### Stated exercise
Below are the records; collect from them each line containing the string "наследия".

═════ Input rows ═════

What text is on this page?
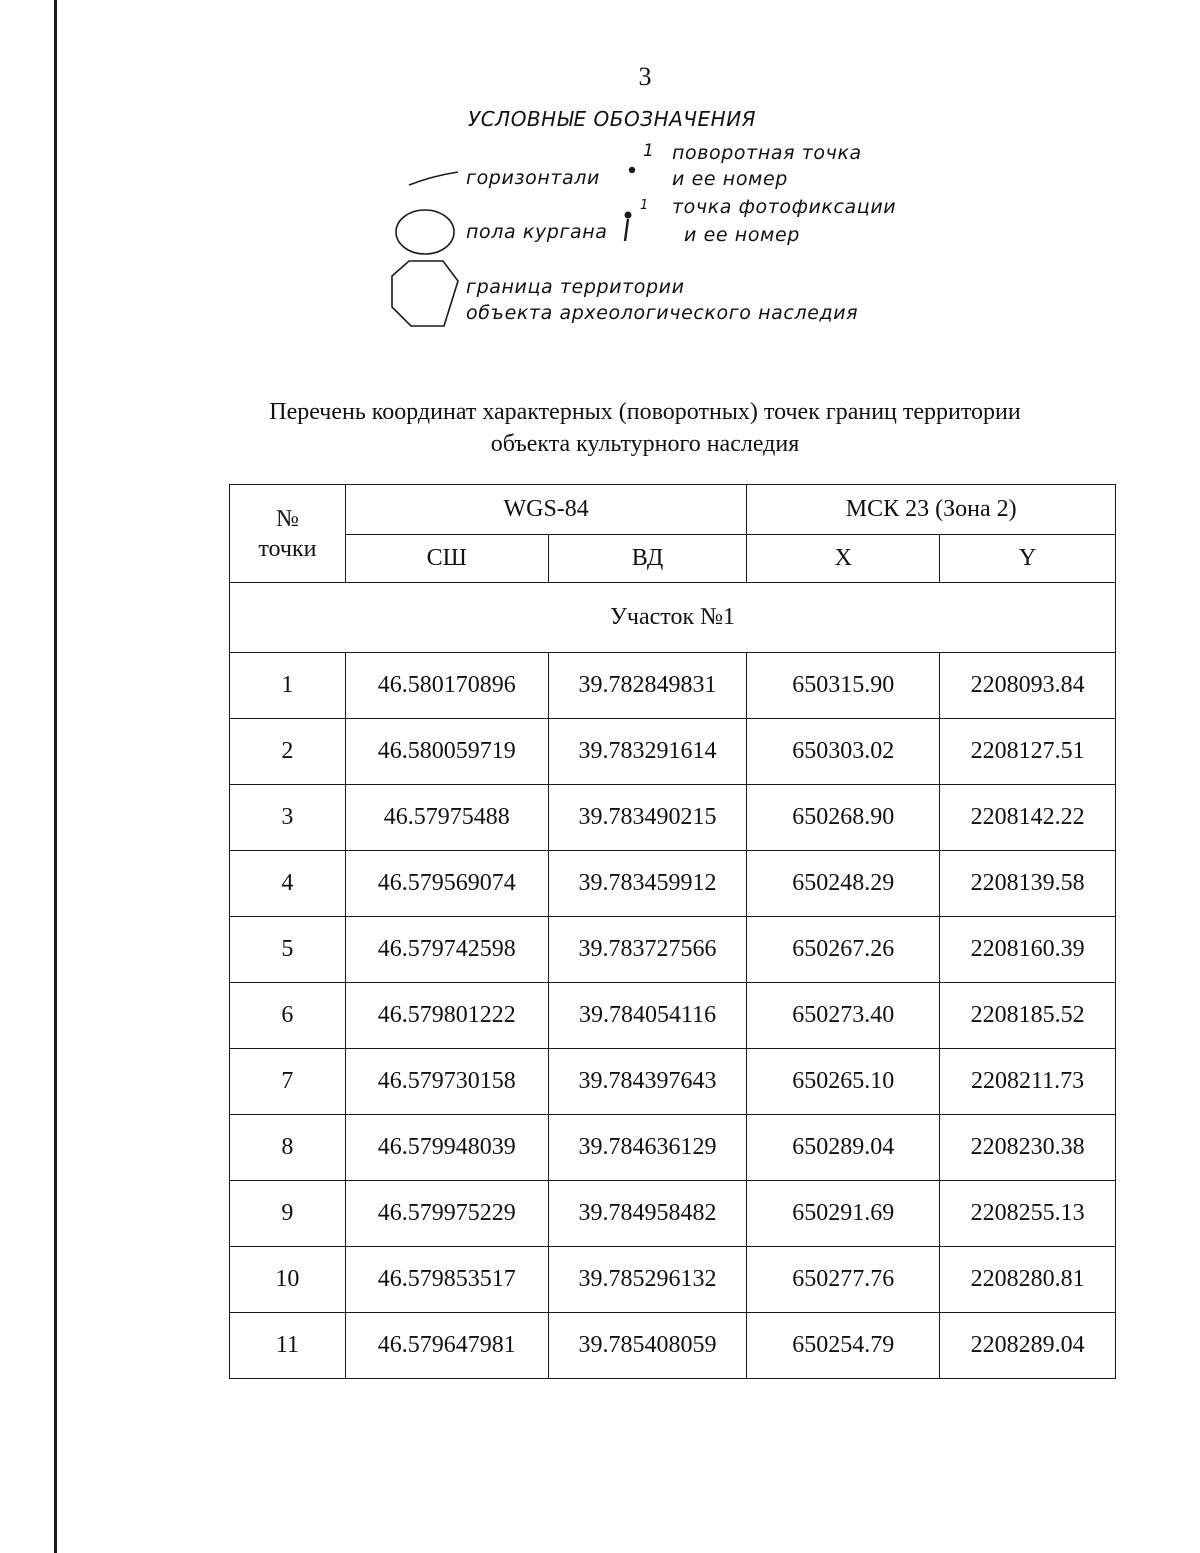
3
УСЛОВНЫЕ ОБОЗНАЧЕНИЯ
1 поворотная точка
горизонтали	и ее номер
1 точка фотофиксации
пола кургана	и ее номер
граница территории
объекта археологического наследия
Перечень координат характерных (поворотных) точек границ территории
объекта культурного наследия
№
точки	WGS-84		МСК 23 (Зона 2)	
	СШ	ВД	X	Y
Участок №1				
1	46.580170896	39.782849831	650315.90	2208093.84
2	46.580059719	39.783291614	650303.02	2208127.51
3	46.57975488	39.783490215	650268.90	2208142.22
4	46.579569074	39.783459912	650248.29	2208139.58
5	46.579742598	39.783727566	650267.26	2208160.39
6	46.579801222	39.784054116	650273.40	2208185.52
7	46.579730158	39.784397643	650265.10	2208211.73
8	46.579948039	39.784636129	650289.04	2208230.38
9	46.579975229	39.784958482	650291.69	2208255.13
10	46.579853517	39.785296132	650277.76	2208280.81
11	46.579647981	39.785408059	650254.79	2208289.04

═════

### The output
объекта археологического наследия
объекта культурного наследия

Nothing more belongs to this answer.